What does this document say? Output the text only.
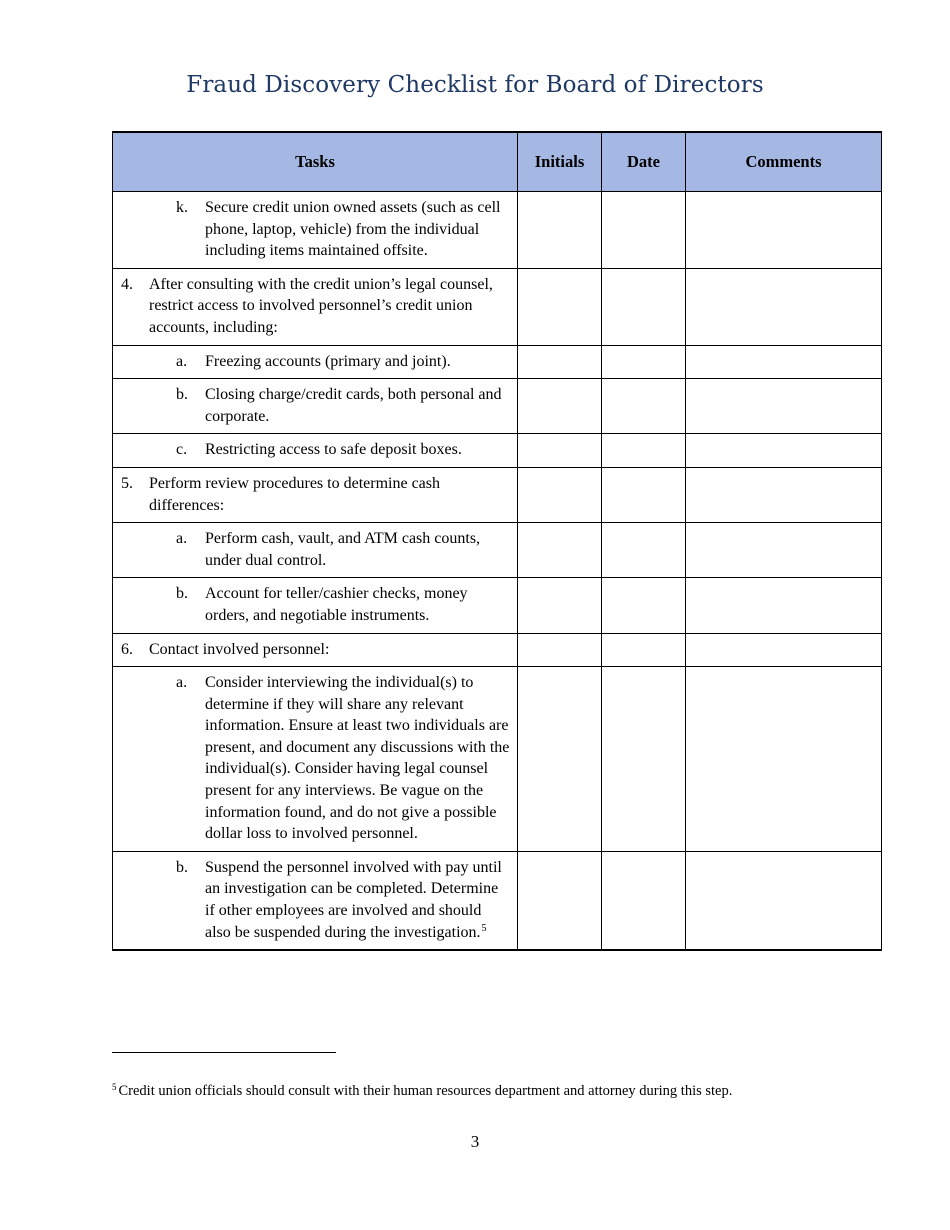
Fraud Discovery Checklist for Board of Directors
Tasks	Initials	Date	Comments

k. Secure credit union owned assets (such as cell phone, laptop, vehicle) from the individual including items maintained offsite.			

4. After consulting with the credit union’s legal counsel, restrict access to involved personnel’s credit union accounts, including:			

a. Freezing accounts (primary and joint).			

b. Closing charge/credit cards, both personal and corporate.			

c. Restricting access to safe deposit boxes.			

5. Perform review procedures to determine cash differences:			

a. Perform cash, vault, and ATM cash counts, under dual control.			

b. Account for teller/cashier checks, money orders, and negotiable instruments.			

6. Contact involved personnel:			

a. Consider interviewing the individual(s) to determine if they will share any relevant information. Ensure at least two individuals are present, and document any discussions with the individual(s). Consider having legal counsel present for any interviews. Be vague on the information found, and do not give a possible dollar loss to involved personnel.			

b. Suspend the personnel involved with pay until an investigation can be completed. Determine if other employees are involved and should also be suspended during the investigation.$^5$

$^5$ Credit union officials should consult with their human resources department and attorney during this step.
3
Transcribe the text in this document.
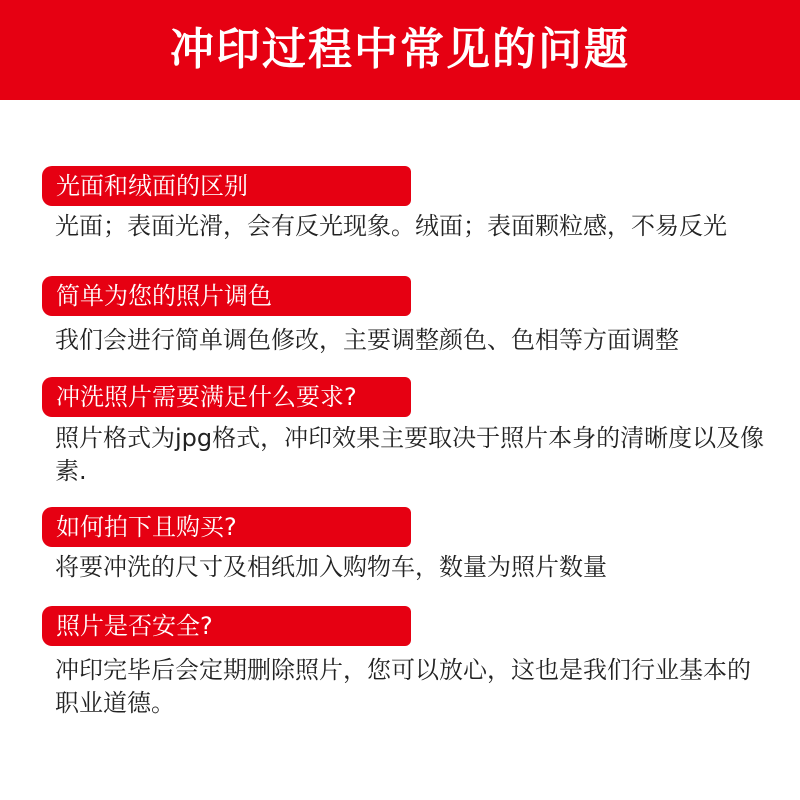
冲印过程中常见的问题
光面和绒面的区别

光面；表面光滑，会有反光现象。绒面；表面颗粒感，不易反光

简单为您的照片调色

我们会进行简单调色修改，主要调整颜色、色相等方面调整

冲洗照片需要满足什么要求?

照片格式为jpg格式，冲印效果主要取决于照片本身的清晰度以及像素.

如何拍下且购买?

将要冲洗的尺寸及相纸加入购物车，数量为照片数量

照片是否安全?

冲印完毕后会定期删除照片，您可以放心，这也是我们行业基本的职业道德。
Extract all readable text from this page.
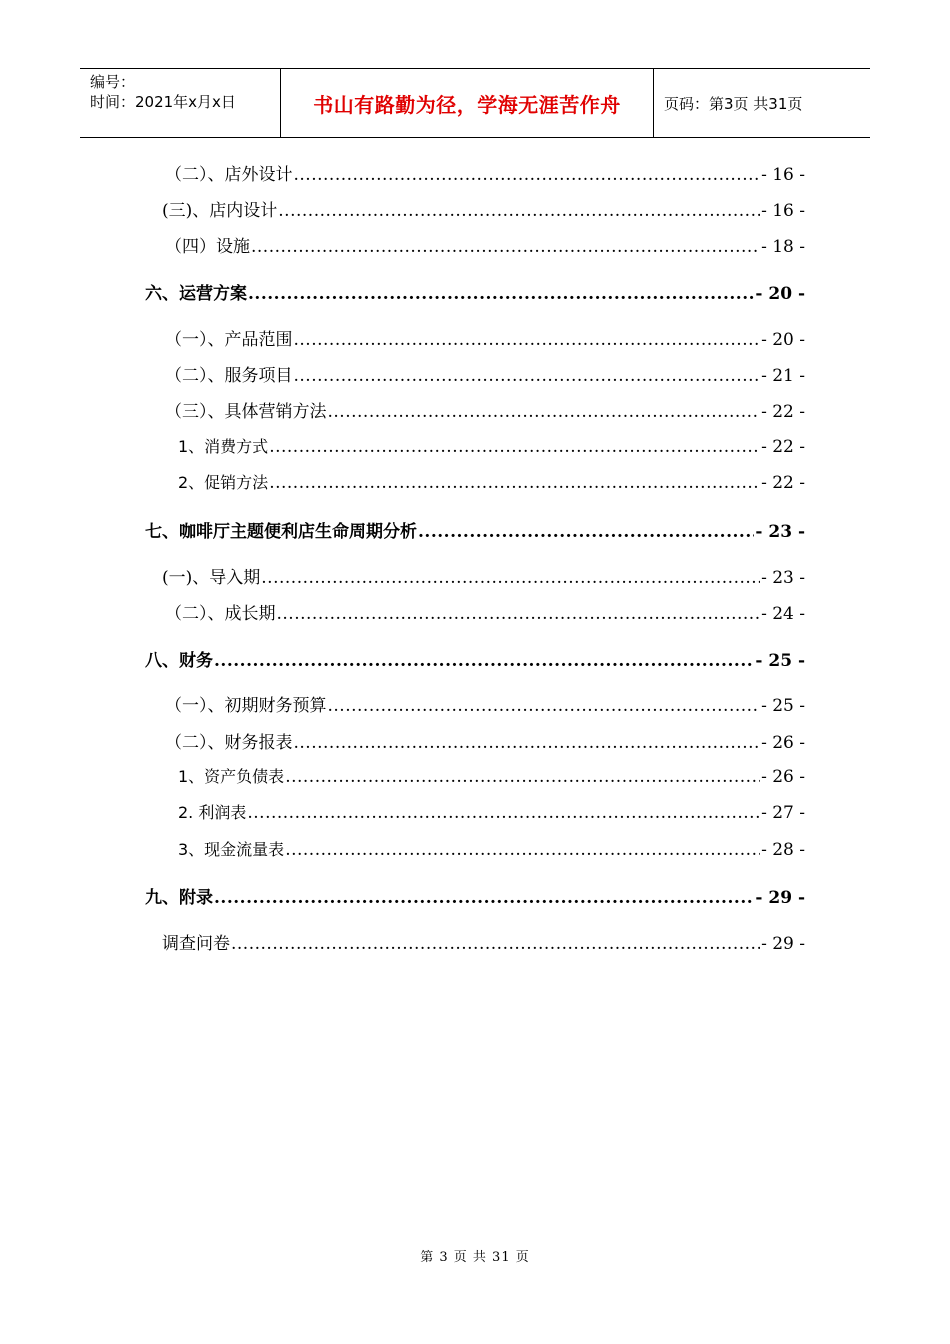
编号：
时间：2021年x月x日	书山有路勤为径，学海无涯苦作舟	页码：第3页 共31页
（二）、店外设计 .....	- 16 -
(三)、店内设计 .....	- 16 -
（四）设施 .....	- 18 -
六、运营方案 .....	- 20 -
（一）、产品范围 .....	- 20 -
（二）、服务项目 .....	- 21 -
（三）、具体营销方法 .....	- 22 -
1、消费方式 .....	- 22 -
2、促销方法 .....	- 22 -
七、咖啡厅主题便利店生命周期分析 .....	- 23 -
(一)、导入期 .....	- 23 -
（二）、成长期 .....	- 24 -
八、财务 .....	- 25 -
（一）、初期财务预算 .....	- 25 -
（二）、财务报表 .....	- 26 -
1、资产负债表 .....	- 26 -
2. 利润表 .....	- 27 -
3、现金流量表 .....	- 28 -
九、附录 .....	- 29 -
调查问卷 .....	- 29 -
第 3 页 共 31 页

• [WHAT IS NEEDED]:
Exactly the lines from the one with "Extract all readable text from this page." through the end of the records should be written out, and only those. Pictures do not belong in the copy.

• [EXPECTED ANSWER]:
Extract all readable text from this page.
编号：
时间：2021年x月x日	书山有路勤为径，学海无涯苦作舟	页码：第3页 共31页
（二）、店外设计 .....	- 16 -
(三)、店内设计 .....	- 16 -
（四）设施 .....	- 18 -
六、运营方案 .....	- 20 -
（一）、产品范围 .....	- 20 -
（二）、服务项目 .....	- 21 -
（三）、具体营销方法 .....	- 22 -
1、消费方式 .....	- 22 -
2、促销方法 .....	- 22 -
七、咖啡厅主题便利店生命周期分析 .....	- 23 -
(一)、导入期 .....	- 23 -
（二）、成长期 .....	- 24 -
八、财务 .....	- 25 -
（一）、初期财务预算 .....	- 25 -
（二）、财务报表 .....	- 26 -
1、资产负债表 .....	- 26 -
2. 利润表 .....	- 27 -
3、现金流量表 .....	- 28 -
九、附录 .....	- 29 -
调查问卷 .....	- 29 -
第 3 页 共 31 页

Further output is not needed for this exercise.